# Data excerpts:
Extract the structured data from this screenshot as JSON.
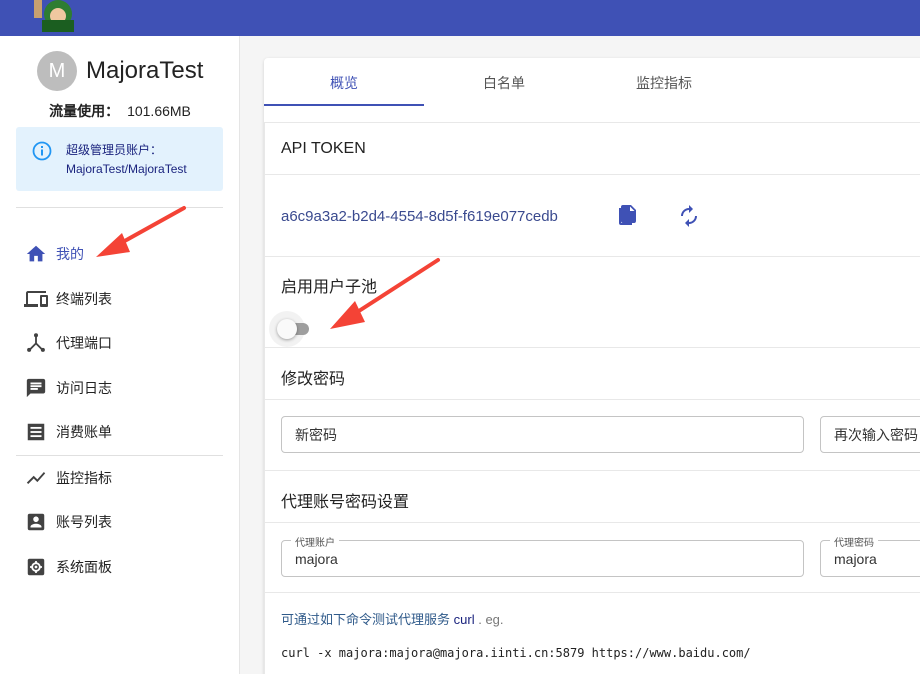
{
  "user": {
    "avatar_initial": "M",
    "name": "MajoraTest",
    "traffic_label": "流量使用：",
    "traffic_value": "101.66MB",
    "info_line1": "超级管理员账户：",
    "info_line2": "MajoraTest/MajoraTest"
  },
  "sidebar": {
    "items": [
      {
        "label": "我的",
        "icon": "home-icon"
      },
      {
        "label": "终端列表",
        "icon": "devices-icon"
      },
      {
        "label": "代理端口",
        "icon": "hub-icon"
      },
      {
        "label": "访问日志",
        "icon": "chat-log-icon"
      },
      {
        "label": "消费账单",
        "icon": "list-bill-icon"
      },
      {
        "label": "监控指标",
        "icon": "trending-icon"
      },
      {
        "label": "账号列表",
        "icon": "account-box-icon"
      },
      {
        "label": "系统面板",
        "icon": "settings-box-icon"
      }
    ]
  },
  "tabs": [
    {
      "label": "概览"
    },
    {
      "label": "白名单"
    },
    {
      "label": "监控指标"
    }
  ],
  "overview": {
    "api_token_title": "API TOKEN",
    "api_token_value": "a6c9a3a2-b2d4-4554-8d5f-f619e077cedb",
    "user_pool_title": "启用用户子池",
    "user_pool_enabled": false,
    "change_password_title": "修改密码",
    "new_password_placeholder": "新密码",
    "confirm_password_placeholder": "再次输入密码",
    "proxy_title": "代理账号密码设置",
    "proxy_account_label": "代理账户",
    "proxy_account_value": "majora",
    "proxy_password_label": "代理密码",
    "proxy_password_value": "majora",
    "hint_prefix": "可通过如下命令测试代理服务",
    "hint_curl": "curl",
    "hint_suffix": ". eg.",
    "command": "curl -x majora:majora@majora.iinti.cn:5879 https://www.baidu.com/"
  },
  "colors": {
    "primary": "#3f51b5",
    "annotation_arrow": "#f44336"
  }
}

# Written task:
Keep the pictures out and write out the records exactly.

# Reply:
Extract the structured data from this screenshot as JSON.
{
  "user": {
    "avatar_initial": "M",
    "name": "MajoraTest",
    "traffic_label": "流量使用：",
    "traffic_value": "101.66MB",
    "info_line1": "超级管理员账户：",
    "info_line2": "MajoraTest/MajoraTest"
  },
  "sidebar": {
    "items": [
      {
        "label": "我的",
        "icon": "home-icon"
      },
      {
        "label": "终端列表",
        "icon": "devices-icon"
      },
      {
        "label": "代理端口",
        "icon": "hub-icon"
      },
      {
        "label": "访问日志",
        "icon": "chat-log-icon"
      },
      {
        "label": "消费账单",
        "icon": "list-bill-icon"
      },
      {
        "label": "监控指标",
        "icon": "trending-icon"
      },
      {
        "label": "账号列表",
        "icon": "account-box-icon"
      },
      {
        "label": "系统面板",
        "icon": "settings-box-icon"
      }
    ]
  },
  "tabs": [
    {
      "label": "概览"
    },
    {
      "label": "白名单"
    },
    {
      "label": "监控指标"
    }
  ],
  "overview": {
    "api_token_title": "API TOKEN",
    "api_token_value": "a6c9a3a2-b2d4-4554-8d5f-f619e077cedb",
    "user_pool_title": "启用用户子池",
    "user_pool_enabled": false,
    "change_password_title": "修改密码",
    "new_password_placeholder": "新密码",
    "confirm_password_placeholder": "再次输入密码",
    "proxy_title": "代理账号密码设置",
    "proxy_account_label": "代理账户",
    "proxy_account_value": "majora",
    "proxy_password_label": "代理密码",
    "proxy_password_value": "majora",
    "hint_prefix": "可通过如下命令测试代理服务",
    "hint_curl": "curl",
    "hint_suffix": ". eg.",
    "command": "curl -x majora:majora@majora.iinti.cn:5879 https://www.baidu.com/"
  },
  "colors": {
    "primary": "#3f51b5",
    "annotation_arrow": "#f44336"
  }
}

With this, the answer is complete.